Excerpt from a dataset
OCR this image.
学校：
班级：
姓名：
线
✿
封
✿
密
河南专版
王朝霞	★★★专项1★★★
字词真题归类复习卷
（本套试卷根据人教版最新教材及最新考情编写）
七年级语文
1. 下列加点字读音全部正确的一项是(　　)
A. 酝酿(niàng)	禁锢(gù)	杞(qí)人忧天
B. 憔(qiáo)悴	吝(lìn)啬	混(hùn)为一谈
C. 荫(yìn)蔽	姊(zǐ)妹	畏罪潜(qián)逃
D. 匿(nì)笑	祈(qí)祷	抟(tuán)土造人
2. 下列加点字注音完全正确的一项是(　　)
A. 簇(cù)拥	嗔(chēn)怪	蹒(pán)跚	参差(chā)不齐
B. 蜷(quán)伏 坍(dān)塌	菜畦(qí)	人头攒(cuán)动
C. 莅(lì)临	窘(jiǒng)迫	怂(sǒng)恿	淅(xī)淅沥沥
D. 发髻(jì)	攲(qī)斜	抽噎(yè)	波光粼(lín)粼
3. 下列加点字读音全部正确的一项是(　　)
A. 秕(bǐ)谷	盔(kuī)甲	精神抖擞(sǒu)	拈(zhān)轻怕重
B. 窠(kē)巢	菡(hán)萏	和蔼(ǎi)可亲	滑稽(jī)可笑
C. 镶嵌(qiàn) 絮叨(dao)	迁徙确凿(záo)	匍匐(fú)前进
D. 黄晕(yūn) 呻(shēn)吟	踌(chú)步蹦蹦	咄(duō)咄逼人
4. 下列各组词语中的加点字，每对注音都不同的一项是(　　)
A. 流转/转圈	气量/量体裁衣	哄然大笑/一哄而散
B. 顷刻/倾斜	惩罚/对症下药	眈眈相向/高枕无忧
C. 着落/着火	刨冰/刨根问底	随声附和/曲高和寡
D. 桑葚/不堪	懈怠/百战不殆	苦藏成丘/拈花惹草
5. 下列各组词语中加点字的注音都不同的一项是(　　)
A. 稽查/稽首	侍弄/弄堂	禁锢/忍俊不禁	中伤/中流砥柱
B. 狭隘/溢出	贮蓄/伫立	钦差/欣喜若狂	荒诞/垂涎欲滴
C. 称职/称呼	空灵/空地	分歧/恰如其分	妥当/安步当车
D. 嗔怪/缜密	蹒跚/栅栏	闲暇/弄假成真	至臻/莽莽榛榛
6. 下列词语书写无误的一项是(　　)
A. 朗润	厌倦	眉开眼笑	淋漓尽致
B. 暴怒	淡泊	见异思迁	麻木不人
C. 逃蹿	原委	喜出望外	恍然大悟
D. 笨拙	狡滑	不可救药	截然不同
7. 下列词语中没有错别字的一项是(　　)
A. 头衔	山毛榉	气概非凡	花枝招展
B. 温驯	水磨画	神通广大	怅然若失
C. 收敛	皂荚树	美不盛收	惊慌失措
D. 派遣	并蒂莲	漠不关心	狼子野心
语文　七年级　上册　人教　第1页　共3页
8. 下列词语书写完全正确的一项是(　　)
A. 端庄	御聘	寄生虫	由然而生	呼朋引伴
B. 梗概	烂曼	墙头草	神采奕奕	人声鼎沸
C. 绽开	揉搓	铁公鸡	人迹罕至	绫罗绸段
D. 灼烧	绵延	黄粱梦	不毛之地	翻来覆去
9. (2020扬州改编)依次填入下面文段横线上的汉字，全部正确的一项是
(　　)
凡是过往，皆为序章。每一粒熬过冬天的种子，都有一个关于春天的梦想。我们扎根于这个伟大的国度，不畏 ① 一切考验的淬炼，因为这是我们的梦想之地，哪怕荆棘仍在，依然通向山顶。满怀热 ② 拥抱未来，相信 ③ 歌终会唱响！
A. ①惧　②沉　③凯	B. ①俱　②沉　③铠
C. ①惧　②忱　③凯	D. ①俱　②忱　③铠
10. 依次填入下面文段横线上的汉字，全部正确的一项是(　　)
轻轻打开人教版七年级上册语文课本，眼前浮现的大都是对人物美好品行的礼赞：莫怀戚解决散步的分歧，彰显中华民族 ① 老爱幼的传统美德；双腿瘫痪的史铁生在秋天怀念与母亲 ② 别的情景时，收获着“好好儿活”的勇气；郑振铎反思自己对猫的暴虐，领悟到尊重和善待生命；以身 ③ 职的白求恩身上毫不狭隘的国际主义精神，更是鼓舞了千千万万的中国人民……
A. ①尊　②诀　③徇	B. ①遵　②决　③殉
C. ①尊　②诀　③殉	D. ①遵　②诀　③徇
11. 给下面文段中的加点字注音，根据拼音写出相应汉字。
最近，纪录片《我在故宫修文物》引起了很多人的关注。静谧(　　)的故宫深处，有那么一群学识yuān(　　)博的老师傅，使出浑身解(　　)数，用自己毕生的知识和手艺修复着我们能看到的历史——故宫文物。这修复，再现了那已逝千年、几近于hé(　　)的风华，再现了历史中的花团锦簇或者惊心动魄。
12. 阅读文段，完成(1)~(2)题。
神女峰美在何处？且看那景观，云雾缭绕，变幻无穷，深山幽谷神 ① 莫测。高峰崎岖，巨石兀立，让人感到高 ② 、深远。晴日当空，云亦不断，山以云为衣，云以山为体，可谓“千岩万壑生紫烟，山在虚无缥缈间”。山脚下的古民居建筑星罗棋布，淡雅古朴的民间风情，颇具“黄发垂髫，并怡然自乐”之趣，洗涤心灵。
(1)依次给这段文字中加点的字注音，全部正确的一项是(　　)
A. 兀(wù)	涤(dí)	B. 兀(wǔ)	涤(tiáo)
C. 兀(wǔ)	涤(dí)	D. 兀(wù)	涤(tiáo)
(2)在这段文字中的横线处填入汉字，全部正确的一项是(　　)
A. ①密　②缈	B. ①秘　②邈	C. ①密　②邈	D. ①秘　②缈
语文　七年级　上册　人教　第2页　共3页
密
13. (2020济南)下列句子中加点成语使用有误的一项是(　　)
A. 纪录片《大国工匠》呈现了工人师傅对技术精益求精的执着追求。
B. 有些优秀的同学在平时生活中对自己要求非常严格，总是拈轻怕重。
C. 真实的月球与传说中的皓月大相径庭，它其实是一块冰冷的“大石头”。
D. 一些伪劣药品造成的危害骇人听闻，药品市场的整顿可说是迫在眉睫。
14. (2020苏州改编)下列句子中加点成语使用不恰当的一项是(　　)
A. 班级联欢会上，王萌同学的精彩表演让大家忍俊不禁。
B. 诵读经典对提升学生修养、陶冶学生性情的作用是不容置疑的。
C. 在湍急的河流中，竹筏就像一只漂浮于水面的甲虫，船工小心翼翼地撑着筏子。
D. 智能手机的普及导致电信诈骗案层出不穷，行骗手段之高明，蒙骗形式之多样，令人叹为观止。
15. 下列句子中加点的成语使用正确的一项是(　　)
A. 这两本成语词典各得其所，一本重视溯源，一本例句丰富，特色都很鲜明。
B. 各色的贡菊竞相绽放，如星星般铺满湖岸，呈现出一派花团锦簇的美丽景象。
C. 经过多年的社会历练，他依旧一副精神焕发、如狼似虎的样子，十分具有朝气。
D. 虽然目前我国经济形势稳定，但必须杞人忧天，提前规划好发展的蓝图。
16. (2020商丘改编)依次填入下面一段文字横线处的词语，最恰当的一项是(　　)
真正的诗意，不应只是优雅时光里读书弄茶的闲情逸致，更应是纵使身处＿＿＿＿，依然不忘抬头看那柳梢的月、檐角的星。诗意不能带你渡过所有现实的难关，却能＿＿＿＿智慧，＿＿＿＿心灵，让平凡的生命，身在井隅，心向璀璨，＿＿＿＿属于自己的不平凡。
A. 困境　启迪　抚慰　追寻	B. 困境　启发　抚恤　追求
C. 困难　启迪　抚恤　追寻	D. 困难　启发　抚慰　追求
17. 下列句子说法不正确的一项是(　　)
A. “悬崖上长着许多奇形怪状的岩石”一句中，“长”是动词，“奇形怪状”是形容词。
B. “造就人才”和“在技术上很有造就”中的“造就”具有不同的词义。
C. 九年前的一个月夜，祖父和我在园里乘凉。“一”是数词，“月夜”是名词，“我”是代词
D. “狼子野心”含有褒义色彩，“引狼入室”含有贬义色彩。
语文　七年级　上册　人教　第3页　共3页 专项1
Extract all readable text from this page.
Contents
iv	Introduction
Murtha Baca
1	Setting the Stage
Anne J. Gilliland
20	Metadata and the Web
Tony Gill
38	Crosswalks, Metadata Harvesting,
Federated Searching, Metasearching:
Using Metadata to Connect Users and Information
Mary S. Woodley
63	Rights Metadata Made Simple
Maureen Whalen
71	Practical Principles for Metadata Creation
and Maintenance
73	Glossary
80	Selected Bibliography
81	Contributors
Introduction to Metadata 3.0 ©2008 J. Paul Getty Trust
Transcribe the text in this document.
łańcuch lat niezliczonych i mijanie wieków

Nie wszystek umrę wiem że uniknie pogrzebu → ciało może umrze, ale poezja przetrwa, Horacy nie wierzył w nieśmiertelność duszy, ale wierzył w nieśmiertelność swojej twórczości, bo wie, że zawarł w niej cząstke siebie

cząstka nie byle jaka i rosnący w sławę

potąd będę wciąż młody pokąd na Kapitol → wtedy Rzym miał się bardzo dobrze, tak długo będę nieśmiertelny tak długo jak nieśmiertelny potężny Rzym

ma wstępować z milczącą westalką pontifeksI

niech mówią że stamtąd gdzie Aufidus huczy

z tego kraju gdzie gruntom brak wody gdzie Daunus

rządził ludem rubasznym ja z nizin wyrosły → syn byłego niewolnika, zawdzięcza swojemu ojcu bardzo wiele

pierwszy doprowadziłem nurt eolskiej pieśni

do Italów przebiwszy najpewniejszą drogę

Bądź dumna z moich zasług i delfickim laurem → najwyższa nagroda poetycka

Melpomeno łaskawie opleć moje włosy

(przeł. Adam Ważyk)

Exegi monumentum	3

◆ EXERCISE: Lines containing the string "Metadata" are to be selected and copied.

◆ FINISHED EXERCISE:
20	Metadata and the Web
38	Crosswalks, Metadata Harvesting,
Using Metadata to Connect Users and Information
63	Rights Metadata Made Simple
71	Practical Principles for Metadata Creation
Introduction to Metadata 3.0 ©2008 J. Paul Getty Trust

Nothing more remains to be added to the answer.